MATERIAL SHOWN:
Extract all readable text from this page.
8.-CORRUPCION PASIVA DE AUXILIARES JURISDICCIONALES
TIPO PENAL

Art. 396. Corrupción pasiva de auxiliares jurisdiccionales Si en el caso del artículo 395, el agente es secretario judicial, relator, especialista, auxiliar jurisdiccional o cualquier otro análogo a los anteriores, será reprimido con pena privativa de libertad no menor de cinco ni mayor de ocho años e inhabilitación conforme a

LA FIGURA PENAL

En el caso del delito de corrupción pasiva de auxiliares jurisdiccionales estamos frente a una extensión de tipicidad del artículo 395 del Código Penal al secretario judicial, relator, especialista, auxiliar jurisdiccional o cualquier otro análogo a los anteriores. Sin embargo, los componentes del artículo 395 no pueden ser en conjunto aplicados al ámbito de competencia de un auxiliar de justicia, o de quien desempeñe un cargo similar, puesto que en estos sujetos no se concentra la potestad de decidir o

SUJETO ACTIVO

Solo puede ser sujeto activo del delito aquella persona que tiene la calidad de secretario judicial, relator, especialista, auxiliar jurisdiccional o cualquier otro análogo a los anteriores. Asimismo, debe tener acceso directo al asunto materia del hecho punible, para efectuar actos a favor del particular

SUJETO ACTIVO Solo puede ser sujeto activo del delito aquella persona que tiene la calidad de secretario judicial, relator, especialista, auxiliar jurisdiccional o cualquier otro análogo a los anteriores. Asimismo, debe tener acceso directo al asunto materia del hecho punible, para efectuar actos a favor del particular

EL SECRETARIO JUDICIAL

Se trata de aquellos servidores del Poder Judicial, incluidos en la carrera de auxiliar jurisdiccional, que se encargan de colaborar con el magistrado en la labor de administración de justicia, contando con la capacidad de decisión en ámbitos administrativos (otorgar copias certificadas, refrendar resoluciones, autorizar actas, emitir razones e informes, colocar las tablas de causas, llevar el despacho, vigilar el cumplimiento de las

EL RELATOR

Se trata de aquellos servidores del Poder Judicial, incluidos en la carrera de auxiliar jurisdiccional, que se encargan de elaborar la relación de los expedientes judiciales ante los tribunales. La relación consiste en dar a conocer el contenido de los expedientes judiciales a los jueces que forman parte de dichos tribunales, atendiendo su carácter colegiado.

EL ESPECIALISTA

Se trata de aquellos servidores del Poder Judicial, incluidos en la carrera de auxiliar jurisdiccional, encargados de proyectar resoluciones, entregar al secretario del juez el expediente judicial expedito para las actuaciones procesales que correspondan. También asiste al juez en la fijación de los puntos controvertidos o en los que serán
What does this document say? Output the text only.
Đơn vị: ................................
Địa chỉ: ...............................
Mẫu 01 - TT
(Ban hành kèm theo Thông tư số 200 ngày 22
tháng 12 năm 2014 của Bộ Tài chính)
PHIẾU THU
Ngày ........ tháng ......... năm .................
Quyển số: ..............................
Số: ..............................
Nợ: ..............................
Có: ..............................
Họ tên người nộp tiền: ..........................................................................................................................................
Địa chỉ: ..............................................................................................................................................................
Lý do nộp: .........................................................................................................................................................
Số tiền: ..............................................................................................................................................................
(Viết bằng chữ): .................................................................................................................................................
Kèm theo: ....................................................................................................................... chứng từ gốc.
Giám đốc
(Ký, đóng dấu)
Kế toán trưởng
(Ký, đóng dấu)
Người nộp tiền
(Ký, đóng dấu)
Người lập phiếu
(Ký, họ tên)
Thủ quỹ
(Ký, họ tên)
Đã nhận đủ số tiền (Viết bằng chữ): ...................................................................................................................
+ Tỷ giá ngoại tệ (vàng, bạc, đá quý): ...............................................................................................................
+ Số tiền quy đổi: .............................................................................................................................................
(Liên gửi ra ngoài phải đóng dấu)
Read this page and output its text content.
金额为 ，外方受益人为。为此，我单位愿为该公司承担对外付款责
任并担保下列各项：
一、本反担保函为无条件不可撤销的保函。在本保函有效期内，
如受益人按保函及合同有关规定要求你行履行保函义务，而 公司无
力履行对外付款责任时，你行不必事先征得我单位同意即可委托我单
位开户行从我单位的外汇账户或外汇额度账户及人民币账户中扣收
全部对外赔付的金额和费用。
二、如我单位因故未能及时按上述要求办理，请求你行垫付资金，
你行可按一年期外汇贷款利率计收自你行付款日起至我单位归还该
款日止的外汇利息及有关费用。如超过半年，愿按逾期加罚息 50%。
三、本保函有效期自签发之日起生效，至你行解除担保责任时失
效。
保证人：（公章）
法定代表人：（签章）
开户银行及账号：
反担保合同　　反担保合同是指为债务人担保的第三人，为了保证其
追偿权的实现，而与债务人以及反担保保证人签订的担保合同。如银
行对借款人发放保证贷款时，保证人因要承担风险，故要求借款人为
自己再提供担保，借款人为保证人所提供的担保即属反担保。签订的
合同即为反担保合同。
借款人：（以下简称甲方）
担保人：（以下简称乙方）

PROBLEM TO WORK ON:
Each entry must be reproduced verbatim.

EXERCISE ANSWER:
Extract all readable text from this page.
8.-CORRUPCION PASIVA DE AUXILIARES JURISDICCIONALES
TIPO PENAL

Art. 396. Corrupción pasiva de auxiliares jurisdiccionales Si en el caso del artículo 395, el agente es secretario judicial, relator, especialista, auxiliar jurisdiccional o cualquier otro análogo a los anteriores, será reprimido con pena privativa de libertad no menor de cinco ni mayor de ocho años e inhabilitación conforme a

LA FIGURA PENAL

En el caso del delito de corrupción pasiva de auxiliares jurisdiccionales estamos frente a una extensión de tipicidad del artículo 395 del Código Penal al secretario judicial, relator, especialista, auxiliar jurisdiccional o cualquier otro análogo a los anteriores. Sin embargo, los componentes del artículo 395 no pueden ser en conjunto aplicados al ámbito de competencia de un auxiliar de justicia, o de quien desempeñe un cargo similar, puesto que en estos sujetos no se concentra la potestad de decidir o

SUJETO ACTIVO

Solo puede ser sujeto activo del delito aquella persona que tiene la calidad de secretario judicial, relator, especialista, auxiliar jurisdiccional o cualquier otro análogo a los anteriores. Asimismo, debe tener acceso directo al asunto materia del hecho punible, para efectuar actos a favor del particular

SUJETO ACTIVO Solo puede ser sujeto activo del delito aquella persona que tiene la calidad de secretario judicial, relator, especialista, auxiliar jurisdiccional o cualquier otro análogo a los anteriores. Asimismo, debe tener acceso directo al asunto materia del hecho punible, para efectuar actos a favor del particular

EL SECRETARIO JUDICIAL

Se trata de aquellos servidores del Poder Judicial, incluidos en la carrera de auxiliar jurisdiccional, que se encargan de colaborar con el magistrado en la labor de administración de justicia, contando con la capacidad de decisión en ámbitos administrativos (otorgar copias certificadas, refrendar resoluciones, autorizar actas, emitir razones e informes, colocar las tablas de causas, llevar el despacho, vigilar el cumplimiento de las

EL RELATOR

Se trata de aquellos servidores del Poder Judicial, incluidos en la carrera de auxiliar jurisdiccional, que se encargan de elaborar la relación de los expedientes judiciales ante los tribunales. La relación consiste en dar a conocer el contenido de los expedientes judiciales a los jueces que forman parte de dichos tribunales, atendiendo su carácter colegiado.

EL ESPECIALISTA

Se trata de aquellos servidores del Poder Judicial, incluidos en la carrera de auxiliar jurisdiccional, encargados de proyectar resoluciones, entregar al secretario del juez el expediente judicial expedito para las actuaciones procesales que correspondan. También asiste al juez en la fijación de los puntos controvertidos o en los que serán
What does this document say? Output the text only.
Đơn vị: ................................
Địa chỉ: ...............................
Mẫu 01 - TT
(Ban hành kèm theo Thông tư số 200 ngày 22
tháng 12 năm 2014 của Bộ Tài chính)
PHIẾU THU
Ngày ........ tháng ......... năm .................
Quyển số: ..............................
Số: ..............................
Nợ: ..............................
Có: ..............................
Họ tên người nộp tiền: ..........................................................................................................................................
Địa chỉ: ..............................................................................................................................................................
Lý do nộp: .........................................................................................................................................................
Số tiền: ..............................................................................................................................................................
(Viết bằng chữ): .................................................................................................................................................
Kèm theo: ....................................................................................................................... chứng từ gốc.
Giám đốc
(Ký, đóng dấu)
Kế toán trưởng
(Ký, đóng dấu)
Người nộp tiền
(Ký, đóng dấu)
Người lập phiếu
(Ký, họ tên)
Thủ quỹ
(Ký, họ tên)
Đã nhận đủ số tiền (Viết bằng chữ): ...................................................................................................................
+ Tỷ giá ngoại tệ (vàng, bạc, đá quý): ...............................................................................................................
+ Số tiền quy đổi: .............................................................................................................................................
(Liên gửi ra ngoài phải đóng dấu)
Read this page and output its text content.
金额为 ，外方受益人为。为此，我单位愿为该公司承担对外付款责
任并担保下列各项：
一、本反担保函为无条件不可撤销的保函。在本保函有效期内，
如受益人按保函及合同有关规定要求你行履行保函义务，而 公司无
力履行对外付款责任时，你行不必事先征得我单位同意即可委托我单
位开户行从我单位的外汇账户或外汇额度账户及人民币账户中扣收
全部对外赔付的金额和费用。
二、如我单位因故未能及时按上述要求办理，请求你行垫付资金，
你行可按一年期外汇贷款利率计收自你行付款日起至我单位归还该
款日止的外汇利息及有关费用。如超过半年，愿按逾期加罚息 50%。
三、本保函有效期自签发之日起生效，至你行解除担保责任时失
效。
保证人：（公章）
法定代表人：（签章）
开户银行及账号：
反担保合同　　反担保合同是指为债务人担保的第三人，为了保证其
追偿权的实现，而与债务人以及反担保保证人签订的担保合同。如银
行对借款人发放保证贷款时，保证人因要承担风险，故要求借款人为
自己再提供担保，借款人为保证人所提供的担保即属反担保。签订的
合同即为反担保合同。
借款人：（以下简称甲方）
担保人：（以下简称乙方）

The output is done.